Description of the task -
Reproduce the records below exactly as they appear, omitting any pictures they contain.

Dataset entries
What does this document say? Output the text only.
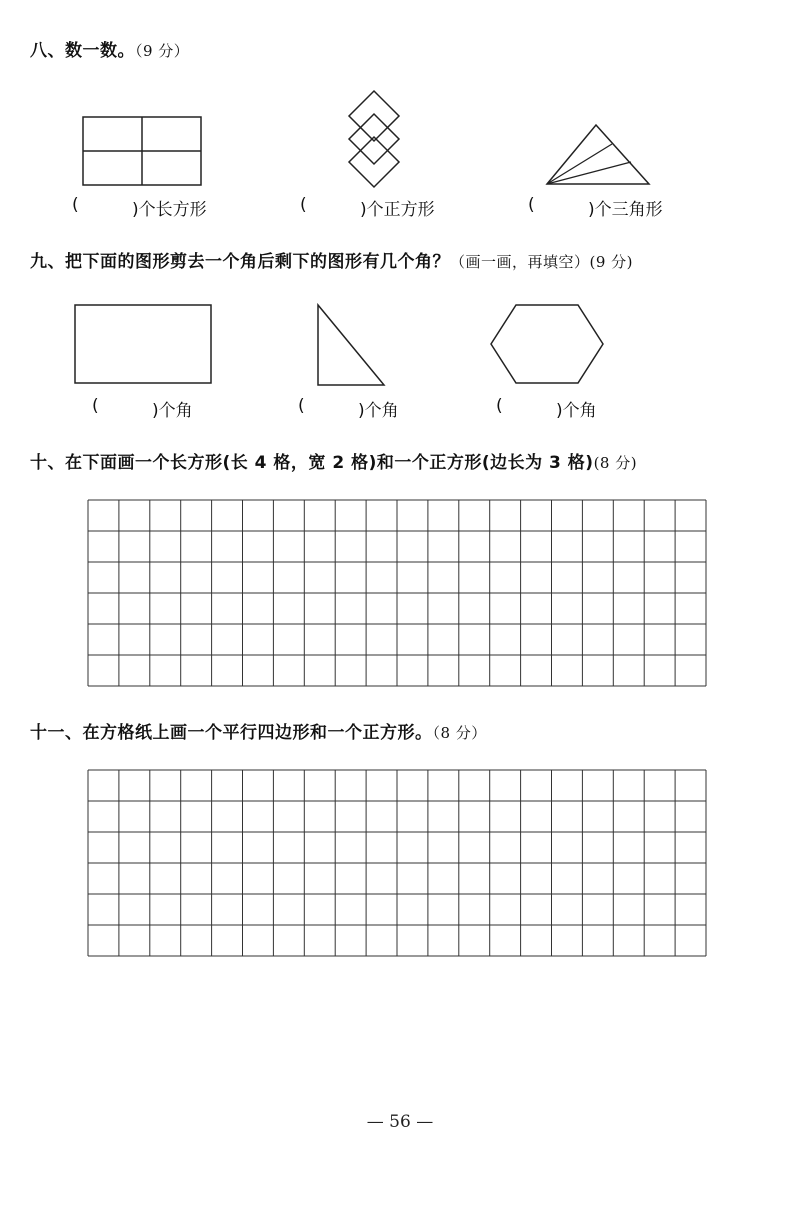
八、数一数。（9 分）
(	)个长方形	(	)个正方形	(	)个三角形
九、把下面的图形剪去一个角后剩下的图形有几个角？（画一画，再填空）(9 分)
(	)个角	(	)个角	(	)个角
十、在下面画一个长方形(长 4 格，宽 2 格)和一个正方形(边长为 3 格)(8 分)
十一、在方格纸上画一个平行四边形和一个正方形。（8 分）
— 56 —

Final answer -
What does this document say? Output the text only.
八、数一数。（9 分）
(	)个长方形	(	)个正方形	(	)个三角形
九、把下面的图形剪去一个角后剩下的图形有几个角？（画一画，再填空）(9 分)
(	)个角	(	)个角	(	)个角
十、在下面画一个长方形(长 4 格，宽 2 格)和一个正方形(边长为 3 格)(8 分)
十一、在方格纸上画一个平行四边形和一个正方形。（8 分）
— 56 —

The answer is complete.